§ **RECORDED DATA**:
-*-

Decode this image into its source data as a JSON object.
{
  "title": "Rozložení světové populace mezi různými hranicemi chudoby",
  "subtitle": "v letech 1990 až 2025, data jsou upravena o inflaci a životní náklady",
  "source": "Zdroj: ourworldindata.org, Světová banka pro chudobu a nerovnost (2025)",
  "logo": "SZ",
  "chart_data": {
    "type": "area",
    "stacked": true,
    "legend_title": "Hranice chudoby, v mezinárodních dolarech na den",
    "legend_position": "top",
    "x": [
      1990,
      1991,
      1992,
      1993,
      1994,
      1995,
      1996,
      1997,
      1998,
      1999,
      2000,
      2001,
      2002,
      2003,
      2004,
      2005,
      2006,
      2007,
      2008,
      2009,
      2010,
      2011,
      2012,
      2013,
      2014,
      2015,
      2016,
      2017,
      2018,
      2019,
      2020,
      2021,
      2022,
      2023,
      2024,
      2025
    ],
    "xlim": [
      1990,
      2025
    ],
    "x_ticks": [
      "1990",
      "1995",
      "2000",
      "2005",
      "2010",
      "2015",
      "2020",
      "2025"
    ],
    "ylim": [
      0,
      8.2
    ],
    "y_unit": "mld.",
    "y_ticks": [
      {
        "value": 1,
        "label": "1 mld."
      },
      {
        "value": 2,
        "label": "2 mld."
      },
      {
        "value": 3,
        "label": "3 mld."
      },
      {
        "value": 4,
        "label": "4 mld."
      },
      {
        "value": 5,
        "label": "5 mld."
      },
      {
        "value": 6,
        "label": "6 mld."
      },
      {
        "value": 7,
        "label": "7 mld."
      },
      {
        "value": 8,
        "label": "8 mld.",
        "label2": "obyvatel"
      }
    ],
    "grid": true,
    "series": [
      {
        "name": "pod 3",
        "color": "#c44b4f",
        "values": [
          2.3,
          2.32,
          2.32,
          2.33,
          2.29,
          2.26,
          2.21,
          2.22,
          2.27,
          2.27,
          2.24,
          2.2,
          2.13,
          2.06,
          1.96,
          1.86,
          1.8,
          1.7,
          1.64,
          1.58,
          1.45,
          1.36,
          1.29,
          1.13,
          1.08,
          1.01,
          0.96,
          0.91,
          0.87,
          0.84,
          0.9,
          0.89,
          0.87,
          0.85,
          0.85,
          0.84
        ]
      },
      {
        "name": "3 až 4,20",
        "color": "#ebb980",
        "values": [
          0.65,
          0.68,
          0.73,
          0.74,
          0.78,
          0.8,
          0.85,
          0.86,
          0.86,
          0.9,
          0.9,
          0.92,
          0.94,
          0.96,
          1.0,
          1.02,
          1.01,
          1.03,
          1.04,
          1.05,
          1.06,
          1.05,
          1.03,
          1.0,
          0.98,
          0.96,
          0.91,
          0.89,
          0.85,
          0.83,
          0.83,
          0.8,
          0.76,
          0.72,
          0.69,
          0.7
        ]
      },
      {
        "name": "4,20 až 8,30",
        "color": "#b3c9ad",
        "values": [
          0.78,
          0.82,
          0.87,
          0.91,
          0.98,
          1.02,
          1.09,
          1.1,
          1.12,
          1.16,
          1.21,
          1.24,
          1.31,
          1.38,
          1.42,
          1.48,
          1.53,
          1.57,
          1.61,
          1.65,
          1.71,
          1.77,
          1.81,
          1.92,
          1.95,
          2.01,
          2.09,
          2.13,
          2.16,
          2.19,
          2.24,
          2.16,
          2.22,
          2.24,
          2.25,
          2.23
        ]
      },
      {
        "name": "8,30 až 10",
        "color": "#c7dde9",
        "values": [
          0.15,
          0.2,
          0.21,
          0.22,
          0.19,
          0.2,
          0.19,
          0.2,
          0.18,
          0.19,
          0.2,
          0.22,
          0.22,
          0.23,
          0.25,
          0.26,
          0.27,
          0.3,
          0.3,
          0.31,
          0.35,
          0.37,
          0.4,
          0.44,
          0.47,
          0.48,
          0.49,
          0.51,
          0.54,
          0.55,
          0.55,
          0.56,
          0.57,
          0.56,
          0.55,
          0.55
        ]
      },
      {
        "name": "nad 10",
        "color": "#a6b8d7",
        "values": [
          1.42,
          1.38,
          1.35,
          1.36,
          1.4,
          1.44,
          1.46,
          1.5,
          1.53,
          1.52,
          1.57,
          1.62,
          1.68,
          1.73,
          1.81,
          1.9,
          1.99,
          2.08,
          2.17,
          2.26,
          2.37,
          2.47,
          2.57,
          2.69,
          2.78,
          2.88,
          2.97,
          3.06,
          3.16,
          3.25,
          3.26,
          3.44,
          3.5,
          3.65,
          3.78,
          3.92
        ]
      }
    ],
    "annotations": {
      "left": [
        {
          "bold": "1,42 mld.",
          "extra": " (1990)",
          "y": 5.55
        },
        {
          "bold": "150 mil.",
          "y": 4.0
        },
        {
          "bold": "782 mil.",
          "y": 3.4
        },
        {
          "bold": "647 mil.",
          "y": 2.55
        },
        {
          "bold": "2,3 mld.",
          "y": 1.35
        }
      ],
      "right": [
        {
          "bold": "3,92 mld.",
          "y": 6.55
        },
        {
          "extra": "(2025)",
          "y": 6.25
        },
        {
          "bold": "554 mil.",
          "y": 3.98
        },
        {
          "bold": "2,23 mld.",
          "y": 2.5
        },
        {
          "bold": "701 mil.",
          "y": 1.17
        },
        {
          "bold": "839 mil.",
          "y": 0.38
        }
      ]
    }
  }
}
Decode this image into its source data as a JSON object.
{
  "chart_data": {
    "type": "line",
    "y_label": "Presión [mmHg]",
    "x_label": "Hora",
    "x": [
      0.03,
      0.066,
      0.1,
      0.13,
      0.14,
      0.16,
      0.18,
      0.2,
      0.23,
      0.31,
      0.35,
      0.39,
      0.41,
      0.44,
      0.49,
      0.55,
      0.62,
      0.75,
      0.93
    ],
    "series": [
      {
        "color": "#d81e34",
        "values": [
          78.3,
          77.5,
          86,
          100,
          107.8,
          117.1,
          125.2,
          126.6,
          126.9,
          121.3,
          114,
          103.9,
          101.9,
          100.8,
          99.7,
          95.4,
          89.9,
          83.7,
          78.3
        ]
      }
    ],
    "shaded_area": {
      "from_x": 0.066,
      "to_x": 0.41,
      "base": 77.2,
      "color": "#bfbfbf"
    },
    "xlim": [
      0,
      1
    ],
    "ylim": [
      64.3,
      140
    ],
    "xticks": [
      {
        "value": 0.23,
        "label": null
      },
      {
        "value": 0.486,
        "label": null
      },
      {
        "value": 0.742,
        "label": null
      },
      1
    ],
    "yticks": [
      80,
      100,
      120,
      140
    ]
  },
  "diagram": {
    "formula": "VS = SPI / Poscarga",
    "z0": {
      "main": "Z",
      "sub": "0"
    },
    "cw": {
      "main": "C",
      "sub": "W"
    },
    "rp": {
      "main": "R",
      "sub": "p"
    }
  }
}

-*-

§ **TASK OBJECTIVE**: Every entry in the listing must be retyped exactly.

§ **WRITTEN SOLUTION**:
Decode this image into its source data as a JSON object.
{
  "title": "Rozložení světové populace mezi různými hranicemi chudoby",
  "subtitle": "v letech 1990 až 2025, data jsou upravena o inflaci a životní náklady",
  "source": "Zdroj: ourworldindata.org, Světová banka pro chudobu a nerovnost (2025)",
  "logo": "SZ",
  "chart_data": {
    "type": "area",
    "stacked": true,
    "legend_title": "Hranice chudoby, v mezinárodních dolarech na den",
    "legend_position": "top",
    "x": [
      1990,
      1991,
      1992,
      1993,
      1994,
      1995,
      1996,
      1997,
      1998,
      1999,
      2000,
      2001,
      2002,
      2003,
      2004,
      2005,
      2006,
      2007,
      2008,
      2009,
      2010,
      2011,
      2012,
      2013,
      2014,
      2015,
      2016,
      2017,
      2018,
      2019,
      2020,
      2021,
      2022,
      2023,
      2024,
      2025
    ],
    "xlim": [
      1990,
      2025
    ],
    "x_ticks": [
      "1990",
      "1995",
      "2000",
      "2005",
      "2010",
      "2015",
      "2020",
      "2025"
    ],
    "ylim": [
      0,
      8.2
    ],
    "y_unit": "mld.",
    "y_ticks": [
      {
        "value": 1,
        "label": "1 mld."
      },
      {
        "value": 2,
        "label": "2 mld."
      },
      {
        "value": 3,
        "label": "3 mld."
      },
      {
        "value": 4,
        "label": "4 mld."
      },
      {
        "value": 5,
        "label": "5 mld."
      },
      {
        "value": 6,
        "label": "6 mld."
      },
      {
        "value": 7,
        "label": "7 mld."
      },
      {
        "value": 8,
        "label": "8 mld.",
        "label2": "obyvatel"
      }
    ],
    "grid": true,
    "series": [
      {
        "name": "pod 3",
        "color": "#c44b4f",
        "values": [
          2.3,
          2.32,
          2.32,
          2.33,
          2.29,
          2.26,
          2.21,
          2.22,
          2.27,
          2.27,
          2.24,
          2.2,
          2.13,
          2.06,
          1.96,
          1.86,
          1.8,
          1.7,
          1.64,
          1.58,
          1.45,
          1.36,
          1.29,
          1.13,
          1.08,
          1.01,
          0.96,
          0.91,
          0.87,
          0.84,
          0.9,
          0.89,
          0.87,
          0.85,
          0.85,
          0.84
        ]
      },
      {
        "name": "3 až 4,20",
        "color": "#ebb980",
        "values": [
          0.65,
          0.68,
          0.73,
          0.74,
          0.78,
          0.8,
          0.85,
          0.86,
          0.86,
          0.9,
          0.9,
          0.92,
          0.94,
          0.96,
          1.0,
          1.02,
          1.01,
          1.03,
          1.04,
          1.05,
          1.06,
          1.05,
          1.03,
          1.0,
          0.98,
          0.96,
          0.91,
          0.89,
          0.85,
          0.83,
          0.83,
          0.8,
          0.76,
          0.72,
          0.69,
          0.7
        ]
      },
      {
        "name": "4,20 až 8,30",
        "color": "#b3c9ad",
        "values": [
          0.78,
          0.82,
          0.87,
          0.91,
          0.98,
          1.02,
          1.09,
          1.1,
          1.12,
          1.16,
          1.21,
          1.24,
          1.31,
          1.38,
          1.42,
          1.48,
          1.53,
          1.57,
          1.61,
          1.65,
          1.71,
          1.77,
          1.81,
          1.92,
          1.95,
          2.01,
          2.09,
          2.13,
          2.16,
          2.19,
          2.24,
          2.16,
          2.22,
          2.24,
          2.25,
          2.23
        ]
      },
      {
        "name": "8,30 až 10",
        "color": "#c7dde9",
        "values": [
          0.15,
          0.2,
          0.21,
          0.22,
          0.19,
          0.2,
          0.19,
          0.2,
          0.18,
          0.19,
          0.2,
          0.22,
          0.22,
          0.23,
          0.25,
          0.26,
          0.27,
          0.3,
          0.3,
          0.31,
          0.35,
          0.37,
          0.4,
          0.44,
          0.47,
          0.48,
          0.49,
          0.51,
          0.54,
          0.55,
          0.55,
          0.56,
          0.57,
          0.56,
          0.55,
          0.55
        ]
      },
      {
        "name": "nad 10",
        "color": "#a6b8d7",
        "values": [
          1.42,
          1.38,
          1.35,
          1.36,
          1.4,
          1.44,
          1.46,
          1.5,
          1.53,
          1.52,
          1.57,
          1.62,
          1.68,
          1.73,
          1.81,
          1.9,
          1.99,
          2.08,
          2.17,
          2.26,
          2.37,
          2.47,
          2.57,
          2.69,
          2.78,
          2.88,
          2.97,
          3.06,
          3.16,
          3.25,
          3.26,
          3.44,
          3.5,
          3.65,
          3.78,
          3.92
        ]
      }
    ],
    "annotations": {
      "left": [
        {
          "bold": "1,42 mld.",
          "extra": " (1990)",
          "y": 5.55
        },
        {
          "bold": "150 mil.",
          "y": 4.0
        },
        {
          "bold": "782 mil.",
          "y": 3.4
        },
        {
          "bold": "647 mil.",
          "y": 2.55
        },
        {
          "bold": "2,3 mld.",
          "y": 1.35
        }
      ],
      "right": [
        {
          "bold": "3,92 mld.",
          "y": 6.55
        },
        {
          "extra": "(2025)",
          "y": 6.25
        },
        {
          "bold": "554 mil.",
          "y": 3.98
        },
        {
          "bold": "2,23 mld.",
          "y": 2.5
        },
        {
          "bold": "701 mil.",
          "y": 1.17
        },
        {
          "bold": "839 mil.",
          "y": 0.38
        }
      ]
    }
  }
}
Decode this image into its source data as a JSON object.
{
  "chart_data": {
    "type": "line",
    "y_label": "Presión [mmHg]",
    "x_label": "Hora",
    "x": [
      0.03,
      0.066,
      0.1,
      0.13,
      0.14,
      0.16,
      0.18,
      0.2,
      0.23,
      0.31,
      0.35,
      0.39,
      0.41,
      0.44,
      0.49,
      0.55,
      0.62,
      0.75,
      0.93
    ],
    "series": [
      {
        "color": "#d81e34",
        "values": [
          78.3,
          77.5,
          86,
          100,
          107.8,
          117.1,
          125.2,
          126.6,
          126.9,
          121.3,
          114,
          103.9,
          101.9,
          100.8,
          99.7,
          95.4,
          89.9,
          83.7,
          78.3
        ]
      }
    ],
    "shaded_area": {
      "from_x": 0.066,
      "to_x": 0.41,
      "base": 77.2,
      "color": "#bfbfbf"
    },
    "xlim": [
      0,
      1
    ],
    "ylim": [
      64.3,
      140
    ],
    "xticks": [
      {
        "value": 0.23,
        "label": null
      },
      {
        "value": 0.486,
        "label": null
      },
      {
        "value": 0.742,
        "label": null
      },
      1
    ],
    "yticks": [
      80,
      100,
      120,
      140
    ]
  },
  "diagram": {
    "formula": "VS = SPI / Poscarga",
    "z0": {
      "main": "Z",
      "sub": "0"
    },
    "cw": {
      "main": "C",
      "sub": "W"
    },
    "rp": {
      "main": "R",
      "sub": "p"
    }
  }
}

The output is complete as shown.